== Written task ==
Show every line below where "heading" can be found.

== Excerpted data ==
--------------------------------------------------
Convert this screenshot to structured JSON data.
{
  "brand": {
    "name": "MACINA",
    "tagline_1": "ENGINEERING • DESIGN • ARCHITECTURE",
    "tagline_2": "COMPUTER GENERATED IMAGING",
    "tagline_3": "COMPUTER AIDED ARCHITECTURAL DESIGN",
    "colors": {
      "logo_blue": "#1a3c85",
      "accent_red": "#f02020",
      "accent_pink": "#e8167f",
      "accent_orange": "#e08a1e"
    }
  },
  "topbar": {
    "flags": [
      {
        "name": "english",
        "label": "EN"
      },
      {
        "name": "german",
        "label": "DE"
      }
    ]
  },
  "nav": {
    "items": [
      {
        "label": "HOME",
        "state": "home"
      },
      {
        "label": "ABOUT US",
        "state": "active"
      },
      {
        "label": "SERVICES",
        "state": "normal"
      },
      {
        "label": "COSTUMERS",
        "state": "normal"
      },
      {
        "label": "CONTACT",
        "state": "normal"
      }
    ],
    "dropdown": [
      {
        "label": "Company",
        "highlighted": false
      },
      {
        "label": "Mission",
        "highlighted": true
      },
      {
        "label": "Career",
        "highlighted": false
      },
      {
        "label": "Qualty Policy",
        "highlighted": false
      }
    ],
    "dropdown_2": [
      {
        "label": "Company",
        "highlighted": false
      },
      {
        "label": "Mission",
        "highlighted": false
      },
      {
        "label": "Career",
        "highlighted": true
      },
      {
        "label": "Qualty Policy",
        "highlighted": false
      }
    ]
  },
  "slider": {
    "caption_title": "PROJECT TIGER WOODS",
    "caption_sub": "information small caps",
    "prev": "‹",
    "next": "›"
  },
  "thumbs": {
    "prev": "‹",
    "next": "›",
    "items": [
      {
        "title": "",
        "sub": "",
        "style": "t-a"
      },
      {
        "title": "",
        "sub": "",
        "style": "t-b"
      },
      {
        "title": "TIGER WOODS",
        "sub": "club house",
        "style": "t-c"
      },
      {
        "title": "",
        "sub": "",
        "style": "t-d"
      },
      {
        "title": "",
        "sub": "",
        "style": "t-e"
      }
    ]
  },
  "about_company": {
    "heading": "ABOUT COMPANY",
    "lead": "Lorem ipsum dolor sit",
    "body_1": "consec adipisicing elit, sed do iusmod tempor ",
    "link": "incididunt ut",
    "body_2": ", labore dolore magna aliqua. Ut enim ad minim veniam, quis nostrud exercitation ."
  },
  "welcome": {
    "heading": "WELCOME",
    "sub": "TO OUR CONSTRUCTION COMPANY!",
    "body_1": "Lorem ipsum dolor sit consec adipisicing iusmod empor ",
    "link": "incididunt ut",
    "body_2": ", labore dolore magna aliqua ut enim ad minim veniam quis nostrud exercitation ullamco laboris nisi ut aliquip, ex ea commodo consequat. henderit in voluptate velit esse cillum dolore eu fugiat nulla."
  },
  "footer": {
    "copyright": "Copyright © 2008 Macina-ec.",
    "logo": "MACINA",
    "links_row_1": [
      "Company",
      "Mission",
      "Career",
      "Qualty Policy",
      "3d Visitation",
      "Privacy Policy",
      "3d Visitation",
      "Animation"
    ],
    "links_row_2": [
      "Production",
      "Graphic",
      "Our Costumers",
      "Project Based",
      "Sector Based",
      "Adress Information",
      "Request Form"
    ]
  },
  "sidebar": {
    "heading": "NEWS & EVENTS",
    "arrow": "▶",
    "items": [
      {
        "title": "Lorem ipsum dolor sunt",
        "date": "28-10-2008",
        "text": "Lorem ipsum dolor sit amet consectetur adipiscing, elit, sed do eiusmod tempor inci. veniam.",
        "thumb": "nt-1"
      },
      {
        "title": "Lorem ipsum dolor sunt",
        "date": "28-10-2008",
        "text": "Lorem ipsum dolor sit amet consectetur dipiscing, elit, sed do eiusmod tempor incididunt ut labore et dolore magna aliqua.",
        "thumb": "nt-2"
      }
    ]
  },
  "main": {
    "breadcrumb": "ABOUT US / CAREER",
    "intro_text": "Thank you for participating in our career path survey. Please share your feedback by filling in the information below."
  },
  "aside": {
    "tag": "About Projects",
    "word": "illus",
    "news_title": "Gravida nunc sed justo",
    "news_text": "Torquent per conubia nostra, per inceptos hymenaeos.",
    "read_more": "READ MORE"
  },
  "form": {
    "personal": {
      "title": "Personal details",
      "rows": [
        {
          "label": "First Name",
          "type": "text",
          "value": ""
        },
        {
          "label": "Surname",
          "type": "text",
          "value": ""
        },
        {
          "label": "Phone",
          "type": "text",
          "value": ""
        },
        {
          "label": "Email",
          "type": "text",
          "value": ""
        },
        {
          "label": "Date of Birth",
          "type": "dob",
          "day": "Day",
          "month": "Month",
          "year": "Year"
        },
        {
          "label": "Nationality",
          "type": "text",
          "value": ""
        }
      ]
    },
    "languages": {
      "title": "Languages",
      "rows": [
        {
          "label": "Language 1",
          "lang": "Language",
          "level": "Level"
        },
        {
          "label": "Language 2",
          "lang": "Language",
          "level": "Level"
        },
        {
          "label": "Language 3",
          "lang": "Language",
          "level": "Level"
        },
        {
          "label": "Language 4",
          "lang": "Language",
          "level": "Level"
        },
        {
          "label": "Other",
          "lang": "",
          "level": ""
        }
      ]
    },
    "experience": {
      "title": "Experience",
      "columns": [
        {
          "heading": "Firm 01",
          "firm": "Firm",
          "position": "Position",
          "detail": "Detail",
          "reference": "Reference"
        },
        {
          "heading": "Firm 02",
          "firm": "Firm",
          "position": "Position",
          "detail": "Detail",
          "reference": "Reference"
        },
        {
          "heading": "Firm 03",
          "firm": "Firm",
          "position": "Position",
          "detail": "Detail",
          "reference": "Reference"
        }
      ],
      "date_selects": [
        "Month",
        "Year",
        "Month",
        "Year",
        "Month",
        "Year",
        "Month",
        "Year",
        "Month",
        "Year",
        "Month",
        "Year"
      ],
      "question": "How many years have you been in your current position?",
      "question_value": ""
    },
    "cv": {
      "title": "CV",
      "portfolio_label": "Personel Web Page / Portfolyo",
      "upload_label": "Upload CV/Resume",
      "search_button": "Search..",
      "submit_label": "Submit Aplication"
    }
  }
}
--------------------------------------------------
== Solution ==
    "heading": "ABOUT COMPANY",
    "heading": "WELCOME",
    "heading": "NEWS & EVENTS",
          "heading": "Firm 01",
          "heading": "Firm 02",
          "heading": "Firm 03",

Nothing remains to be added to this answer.